What is asked:
Give only the number of lines in the data that contain the word "title".

Data for this exercise:
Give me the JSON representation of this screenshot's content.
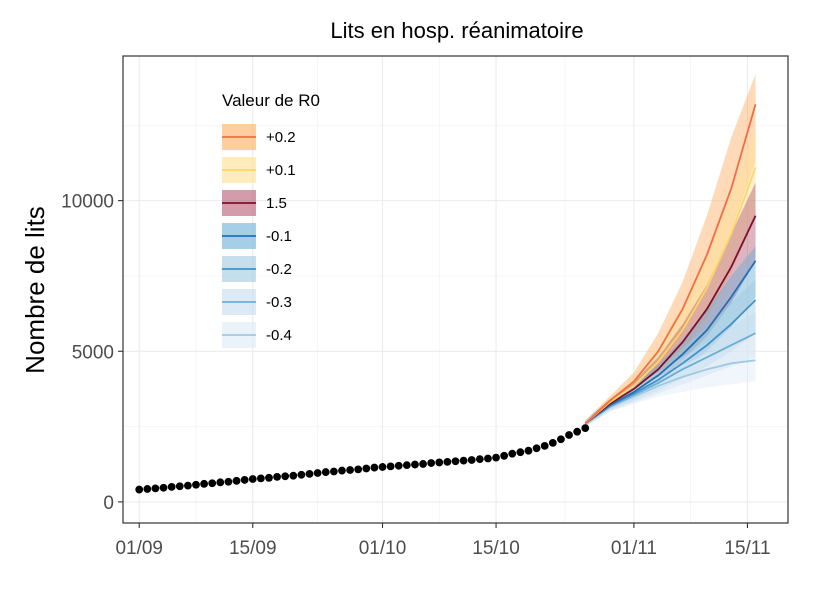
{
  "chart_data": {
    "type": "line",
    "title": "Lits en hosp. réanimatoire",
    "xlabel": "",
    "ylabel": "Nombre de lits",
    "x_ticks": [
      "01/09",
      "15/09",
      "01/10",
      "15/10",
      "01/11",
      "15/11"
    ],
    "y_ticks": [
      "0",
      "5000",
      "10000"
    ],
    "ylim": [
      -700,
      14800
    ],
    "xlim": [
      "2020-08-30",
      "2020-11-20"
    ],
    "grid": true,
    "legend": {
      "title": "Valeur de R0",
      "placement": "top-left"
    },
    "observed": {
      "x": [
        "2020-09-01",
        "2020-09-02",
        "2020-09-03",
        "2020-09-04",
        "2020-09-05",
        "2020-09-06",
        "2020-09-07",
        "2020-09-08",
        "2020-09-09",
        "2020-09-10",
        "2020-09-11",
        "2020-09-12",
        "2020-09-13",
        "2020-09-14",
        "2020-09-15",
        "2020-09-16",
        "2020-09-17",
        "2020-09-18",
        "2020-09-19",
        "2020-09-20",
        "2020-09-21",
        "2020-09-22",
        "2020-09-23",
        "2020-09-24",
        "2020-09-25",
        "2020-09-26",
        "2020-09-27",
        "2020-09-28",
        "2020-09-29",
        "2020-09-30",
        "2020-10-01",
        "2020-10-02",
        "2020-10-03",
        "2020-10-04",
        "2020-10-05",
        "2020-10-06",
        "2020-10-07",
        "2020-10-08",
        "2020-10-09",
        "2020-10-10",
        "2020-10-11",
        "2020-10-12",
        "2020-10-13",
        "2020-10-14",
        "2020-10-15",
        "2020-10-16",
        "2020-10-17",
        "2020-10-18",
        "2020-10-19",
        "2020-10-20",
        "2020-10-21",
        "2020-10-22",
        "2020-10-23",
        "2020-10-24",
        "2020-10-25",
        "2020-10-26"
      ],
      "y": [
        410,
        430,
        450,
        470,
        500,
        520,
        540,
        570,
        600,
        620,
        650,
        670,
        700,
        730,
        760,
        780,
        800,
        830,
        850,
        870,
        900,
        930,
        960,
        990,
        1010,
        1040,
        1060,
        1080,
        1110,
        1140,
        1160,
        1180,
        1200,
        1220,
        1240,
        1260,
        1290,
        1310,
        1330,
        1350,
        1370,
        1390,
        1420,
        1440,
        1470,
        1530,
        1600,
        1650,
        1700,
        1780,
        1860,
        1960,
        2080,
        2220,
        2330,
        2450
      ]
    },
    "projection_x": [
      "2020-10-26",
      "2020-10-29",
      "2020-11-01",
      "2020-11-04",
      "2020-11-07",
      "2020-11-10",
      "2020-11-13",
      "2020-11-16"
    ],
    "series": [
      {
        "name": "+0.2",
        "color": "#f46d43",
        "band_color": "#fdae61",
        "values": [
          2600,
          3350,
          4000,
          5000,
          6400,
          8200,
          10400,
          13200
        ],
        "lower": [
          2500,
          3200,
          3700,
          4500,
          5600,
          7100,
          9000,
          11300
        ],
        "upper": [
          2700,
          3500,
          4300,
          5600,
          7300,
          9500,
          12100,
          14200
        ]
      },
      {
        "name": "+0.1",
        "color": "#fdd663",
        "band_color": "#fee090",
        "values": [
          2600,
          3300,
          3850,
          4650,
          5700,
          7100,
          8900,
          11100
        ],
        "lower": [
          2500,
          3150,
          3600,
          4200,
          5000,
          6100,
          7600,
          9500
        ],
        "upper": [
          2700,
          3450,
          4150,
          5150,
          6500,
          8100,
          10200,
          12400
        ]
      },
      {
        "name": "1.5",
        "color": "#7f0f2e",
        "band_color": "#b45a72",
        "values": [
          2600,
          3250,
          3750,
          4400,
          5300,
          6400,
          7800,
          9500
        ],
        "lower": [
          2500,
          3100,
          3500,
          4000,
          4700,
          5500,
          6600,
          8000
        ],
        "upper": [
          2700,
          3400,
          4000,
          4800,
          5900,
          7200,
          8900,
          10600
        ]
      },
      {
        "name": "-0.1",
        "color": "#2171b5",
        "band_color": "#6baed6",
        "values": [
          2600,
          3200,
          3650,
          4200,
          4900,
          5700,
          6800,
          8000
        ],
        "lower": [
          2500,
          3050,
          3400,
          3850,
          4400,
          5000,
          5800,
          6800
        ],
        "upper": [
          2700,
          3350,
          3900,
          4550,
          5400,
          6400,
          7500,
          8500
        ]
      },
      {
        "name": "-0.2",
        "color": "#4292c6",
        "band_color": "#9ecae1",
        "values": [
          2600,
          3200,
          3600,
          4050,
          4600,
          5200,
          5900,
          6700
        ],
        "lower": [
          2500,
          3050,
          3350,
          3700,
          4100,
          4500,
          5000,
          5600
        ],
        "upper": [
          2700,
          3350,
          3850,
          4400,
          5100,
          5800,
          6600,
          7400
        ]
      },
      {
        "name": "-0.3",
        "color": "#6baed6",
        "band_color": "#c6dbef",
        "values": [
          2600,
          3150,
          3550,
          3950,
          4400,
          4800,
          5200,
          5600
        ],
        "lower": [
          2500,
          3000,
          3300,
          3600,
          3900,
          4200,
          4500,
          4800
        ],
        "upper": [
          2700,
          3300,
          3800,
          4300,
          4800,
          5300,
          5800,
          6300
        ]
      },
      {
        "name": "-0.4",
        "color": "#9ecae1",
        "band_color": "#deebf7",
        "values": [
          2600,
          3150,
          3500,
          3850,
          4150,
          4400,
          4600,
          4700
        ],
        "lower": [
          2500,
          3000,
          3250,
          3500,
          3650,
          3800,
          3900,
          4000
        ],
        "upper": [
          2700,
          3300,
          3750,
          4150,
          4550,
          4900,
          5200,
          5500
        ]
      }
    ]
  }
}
--
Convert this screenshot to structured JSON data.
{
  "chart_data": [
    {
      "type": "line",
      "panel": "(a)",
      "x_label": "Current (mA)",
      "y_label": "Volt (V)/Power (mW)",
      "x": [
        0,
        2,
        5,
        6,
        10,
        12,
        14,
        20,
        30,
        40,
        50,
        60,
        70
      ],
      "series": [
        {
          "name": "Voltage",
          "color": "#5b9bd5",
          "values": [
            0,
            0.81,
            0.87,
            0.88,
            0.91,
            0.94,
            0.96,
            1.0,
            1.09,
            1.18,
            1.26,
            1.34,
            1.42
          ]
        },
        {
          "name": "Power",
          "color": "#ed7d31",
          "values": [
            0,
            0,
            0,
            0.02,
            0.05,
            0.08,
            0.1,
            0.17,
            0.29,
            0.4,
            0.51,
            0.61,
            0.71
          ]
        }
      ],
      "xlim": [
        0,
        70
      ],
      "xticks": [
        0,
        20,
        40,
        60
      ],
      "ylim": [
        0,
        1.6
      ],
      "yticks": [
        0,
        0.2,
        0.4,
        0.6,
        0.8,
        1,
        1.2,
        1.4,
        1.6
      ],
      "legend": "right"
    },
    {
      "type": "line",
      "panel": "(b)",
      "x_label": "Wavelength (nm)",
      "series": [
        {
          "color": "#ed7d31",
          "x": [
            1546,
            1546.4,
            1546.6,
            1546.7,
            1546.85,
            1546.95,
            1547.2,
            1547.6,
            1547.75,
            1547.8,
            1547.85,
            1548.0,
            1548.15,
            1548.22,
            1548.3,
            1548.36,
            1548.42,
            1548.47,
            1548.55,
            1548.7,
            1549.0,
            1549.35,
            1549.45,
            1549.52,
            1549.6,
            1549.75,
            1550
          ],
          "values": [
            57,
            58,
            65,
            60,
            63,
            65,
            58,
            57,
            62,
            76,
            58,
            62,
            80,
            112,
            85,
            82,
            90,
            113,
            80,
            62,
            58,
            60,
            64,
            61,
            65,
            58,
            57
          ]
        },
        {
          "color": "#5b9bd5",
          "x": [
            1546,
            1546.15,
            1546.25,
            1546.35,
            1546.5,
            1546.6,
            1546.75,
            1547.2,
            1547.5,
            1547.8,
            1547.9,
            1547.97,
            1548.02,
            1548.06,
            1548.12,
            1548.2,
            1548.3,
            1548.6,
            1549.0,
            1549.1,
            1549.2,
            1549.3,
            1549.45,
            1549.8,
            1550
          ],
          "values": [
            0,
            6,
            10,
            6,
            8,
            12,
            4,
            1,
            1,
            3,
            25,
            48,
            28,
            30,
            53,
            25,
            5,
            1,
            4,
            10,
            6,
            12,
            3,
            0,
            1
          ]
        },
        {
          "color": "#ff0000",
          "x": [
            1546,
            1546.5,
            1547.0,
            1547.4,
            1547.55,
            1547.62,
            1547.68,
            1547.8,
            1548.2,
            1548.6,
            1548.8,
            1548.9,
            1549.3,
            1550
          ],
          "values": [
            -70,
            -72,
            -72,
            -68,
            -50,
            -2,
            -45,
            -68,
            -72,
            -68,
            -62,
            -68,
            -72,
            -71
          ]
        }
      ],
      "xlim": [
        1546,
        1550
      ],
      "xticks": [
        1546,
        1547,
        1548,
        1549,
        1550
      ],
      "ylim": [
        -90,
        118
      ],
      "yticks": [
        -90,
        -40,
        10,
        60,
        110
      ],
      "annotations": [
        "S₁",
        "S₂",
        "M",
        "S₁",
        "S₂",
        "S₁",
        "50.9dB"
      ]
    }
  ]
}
...
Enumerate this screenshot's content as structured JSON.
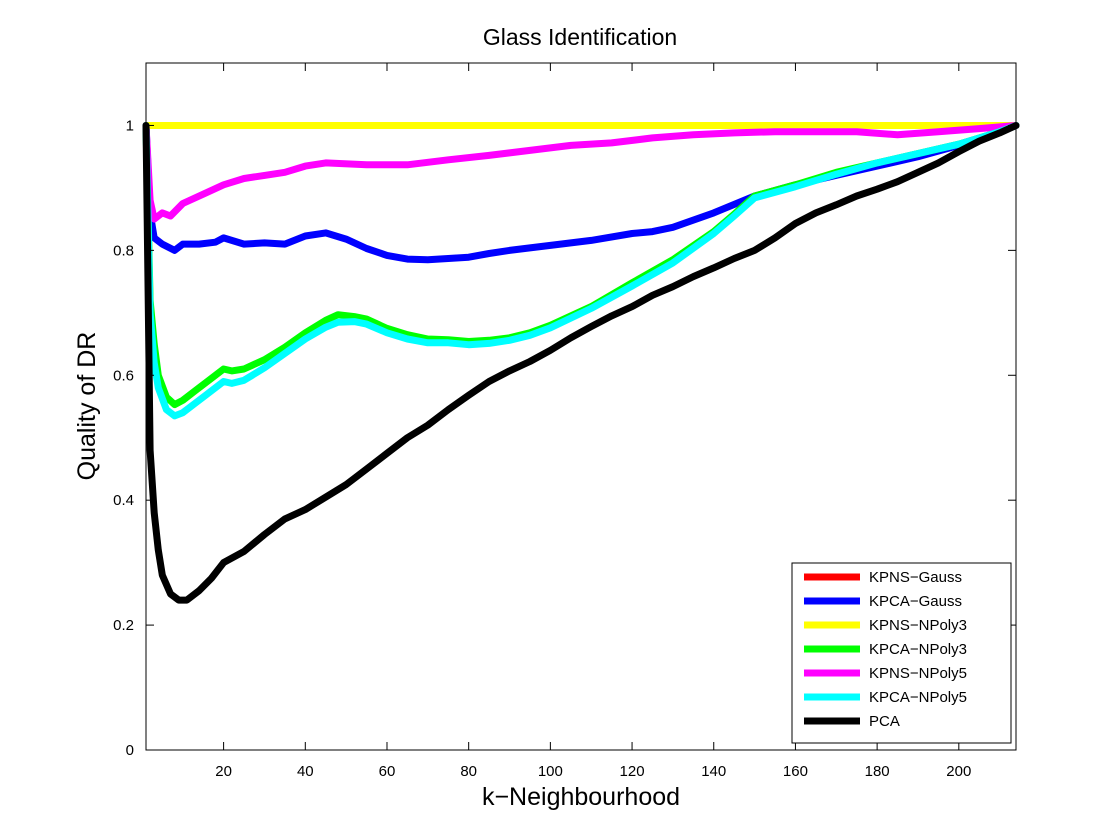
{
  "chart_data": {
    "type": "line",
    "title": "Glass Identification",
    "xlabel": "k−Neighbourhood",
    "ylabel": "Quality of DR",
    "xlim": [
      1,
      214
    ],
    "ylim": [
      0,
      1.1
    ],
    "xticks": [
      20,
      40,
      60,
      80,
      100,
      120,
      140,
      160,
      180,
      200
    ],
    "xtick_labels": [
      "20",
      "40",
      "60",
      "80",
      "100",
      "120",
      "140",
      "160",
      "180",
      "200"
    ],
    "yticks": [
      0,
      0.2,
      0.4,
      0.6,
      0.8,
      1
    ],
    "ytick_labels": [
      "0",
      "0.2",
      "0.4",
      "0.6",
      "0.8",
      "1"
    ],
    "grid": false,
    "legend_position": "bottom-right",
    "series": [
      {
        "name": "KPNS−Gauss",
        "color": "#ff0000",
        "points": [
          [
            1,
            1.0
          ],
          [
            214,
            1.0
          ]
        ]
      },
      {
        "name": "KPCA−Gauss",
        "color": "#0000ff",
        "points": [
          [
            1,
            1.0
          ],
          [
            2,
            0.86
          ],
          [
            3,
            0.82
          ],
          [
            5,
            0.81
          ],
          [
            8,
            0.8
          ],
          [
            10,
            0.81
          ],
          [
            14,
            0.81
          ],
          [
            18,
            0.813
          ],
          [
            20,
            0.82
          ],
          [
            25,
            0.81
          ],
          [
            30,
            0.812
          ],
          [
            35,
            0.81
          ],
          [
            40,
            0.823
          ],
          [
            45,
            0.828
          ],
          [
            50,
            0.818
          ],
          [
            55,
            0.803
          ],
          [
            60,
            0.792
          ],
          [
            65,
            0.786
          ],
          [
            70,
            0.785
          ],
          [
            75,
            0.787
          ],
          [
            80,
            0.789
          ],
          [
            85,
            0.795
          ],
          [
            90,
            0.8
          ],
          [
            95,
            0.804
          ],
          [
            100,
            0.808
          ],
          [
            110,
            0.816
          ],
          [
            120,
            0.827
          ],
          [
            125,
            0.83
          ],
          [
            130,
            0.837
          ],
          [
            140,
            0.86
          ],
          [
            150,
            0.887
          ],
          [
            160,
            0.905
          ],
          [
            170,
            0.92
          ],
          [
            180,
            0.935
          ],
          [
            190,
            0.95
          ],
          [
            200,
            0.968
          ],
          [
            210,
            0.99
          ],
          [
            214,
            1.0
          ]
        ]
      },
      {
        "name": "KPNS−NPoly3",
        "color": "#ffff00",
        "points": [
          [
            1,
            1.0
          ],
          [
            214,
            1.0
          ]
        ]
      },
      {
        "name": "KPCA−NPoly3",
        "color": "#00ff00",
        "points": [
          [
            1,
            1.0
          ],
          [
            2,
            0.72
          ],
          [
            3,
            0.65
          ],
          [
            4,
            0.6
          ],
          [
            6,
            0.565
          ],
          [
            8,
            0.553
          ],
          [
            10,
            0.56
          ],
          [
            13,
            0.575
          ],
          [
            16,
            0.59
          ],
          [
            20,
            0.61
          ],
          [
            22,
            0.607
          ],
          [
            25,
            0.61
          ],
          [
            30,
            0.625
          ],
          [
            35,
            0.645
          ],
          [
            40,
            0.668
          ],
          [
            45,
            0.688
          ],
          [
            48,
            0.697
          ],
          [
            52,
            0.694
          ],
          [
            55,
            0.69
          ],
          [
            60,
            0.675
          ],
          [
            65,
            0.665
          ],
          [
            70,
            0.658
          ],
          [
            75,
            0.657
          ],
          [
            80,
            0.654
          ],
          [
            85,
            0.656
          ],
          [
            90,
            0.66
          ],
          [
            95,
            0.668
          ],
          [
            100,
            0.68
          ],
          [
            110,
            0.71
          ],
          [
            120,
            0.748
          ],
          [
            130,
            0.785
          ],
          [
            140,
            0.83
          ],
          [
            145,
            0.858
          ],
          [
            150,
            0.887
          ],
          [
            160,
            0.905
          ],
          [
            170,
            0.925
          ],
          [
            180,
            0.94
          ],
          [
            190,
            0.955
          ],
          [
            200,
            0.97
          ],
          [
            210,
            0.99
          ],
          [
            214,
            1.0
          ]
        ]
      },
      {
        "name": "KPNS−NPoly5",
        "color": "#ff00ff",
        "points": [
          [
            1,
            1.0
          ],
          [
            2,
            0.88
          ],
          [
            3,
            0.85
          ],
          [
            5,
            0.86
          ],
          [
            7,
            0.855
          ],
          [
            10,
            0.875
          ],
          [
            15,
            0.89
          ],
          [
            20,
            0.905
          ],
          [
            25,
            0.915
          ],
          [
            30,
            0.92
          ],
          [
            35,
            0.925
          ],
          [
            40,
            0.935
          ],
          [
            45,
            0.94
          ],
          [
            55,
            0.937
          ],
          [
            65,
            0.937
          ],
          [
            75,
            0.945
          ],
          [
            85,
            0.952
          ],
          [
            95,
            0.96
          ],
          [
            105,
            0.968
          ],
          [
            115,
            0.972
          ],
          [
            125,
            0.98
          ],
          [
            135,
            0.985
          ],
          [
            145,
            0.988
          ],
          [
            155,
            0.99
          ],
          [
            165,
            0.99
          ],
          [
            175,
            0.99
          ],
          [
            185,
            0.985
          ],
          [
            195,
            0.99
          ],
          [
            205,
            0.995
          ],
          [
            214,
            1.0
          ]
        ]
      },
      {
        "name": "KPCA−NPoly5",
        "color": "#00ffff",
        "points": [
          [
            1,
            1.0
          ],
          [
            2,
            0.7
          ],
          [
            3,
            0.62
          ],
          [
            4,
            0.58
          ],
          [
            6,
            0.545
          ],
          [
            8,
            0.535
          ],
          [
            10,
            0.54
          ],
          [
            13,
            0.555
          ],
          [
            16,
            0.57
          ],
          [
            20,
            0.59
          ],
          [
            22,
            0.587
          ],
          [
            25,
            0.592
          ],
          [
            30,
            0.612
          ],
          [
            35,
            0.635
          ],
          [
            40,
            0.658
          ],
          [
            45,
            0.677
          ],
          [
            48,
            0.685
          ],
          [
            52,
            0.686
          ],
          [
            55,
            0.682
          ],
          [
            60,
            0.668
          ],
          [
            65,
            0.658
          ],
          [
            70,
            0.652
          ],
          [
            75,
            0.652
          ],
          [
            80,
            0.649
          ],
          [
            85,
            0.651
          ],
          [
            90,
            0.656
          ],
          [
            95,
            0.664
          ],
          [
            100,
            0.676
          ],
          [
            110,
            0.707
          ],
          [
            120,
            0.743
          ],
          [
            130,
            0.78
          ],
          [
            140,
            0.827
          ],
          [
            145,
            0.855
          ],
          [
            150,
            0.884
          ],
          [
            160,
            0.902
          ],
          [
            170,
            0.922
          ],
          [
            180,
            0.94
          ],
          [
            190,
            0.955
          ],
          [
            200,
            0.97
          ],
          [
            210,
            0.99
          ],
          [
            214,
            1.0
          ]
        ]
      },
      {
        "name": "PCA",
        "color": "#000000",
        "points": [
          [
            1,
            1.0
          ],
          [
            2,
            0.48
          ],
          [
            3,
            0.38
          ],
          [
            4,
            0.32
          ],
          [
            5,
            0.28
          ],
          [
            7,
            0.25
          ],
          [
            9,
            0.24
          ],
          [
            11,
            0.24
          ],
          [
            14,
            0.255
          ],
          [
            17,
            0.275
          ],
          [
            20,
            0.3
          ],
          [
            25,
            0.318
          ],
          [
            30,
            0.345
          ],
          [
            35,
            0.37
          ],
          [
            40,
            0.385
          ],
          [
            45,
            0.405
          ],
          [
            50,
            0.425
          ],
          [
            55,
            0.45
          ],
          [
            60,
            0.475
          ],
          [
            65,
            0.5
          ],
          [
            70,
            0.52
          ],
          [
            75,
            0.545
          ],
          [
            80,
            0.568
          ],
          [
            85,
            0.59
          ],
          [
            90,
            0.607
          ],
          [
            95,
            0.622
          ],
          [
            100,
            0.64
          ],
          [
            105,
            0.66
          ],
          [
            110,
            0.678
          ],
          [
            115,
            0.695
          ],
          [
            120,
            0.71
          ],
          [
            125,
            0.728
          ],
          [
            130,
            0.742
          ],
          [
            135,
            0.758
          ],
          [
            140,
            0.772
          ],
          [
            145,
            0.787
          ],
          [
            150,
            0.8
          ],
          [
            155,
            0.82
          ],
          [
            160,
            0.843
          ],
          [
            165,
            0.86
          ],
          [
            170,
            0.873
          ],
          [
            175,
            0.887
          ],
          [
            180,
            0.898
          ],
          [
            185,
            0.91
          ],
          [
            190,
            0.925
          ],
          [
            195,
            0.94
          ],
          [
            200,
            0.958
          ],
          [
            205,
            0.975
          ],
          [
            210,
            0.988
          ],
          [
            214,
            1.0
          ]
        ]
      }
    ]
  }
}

Output of the task:
3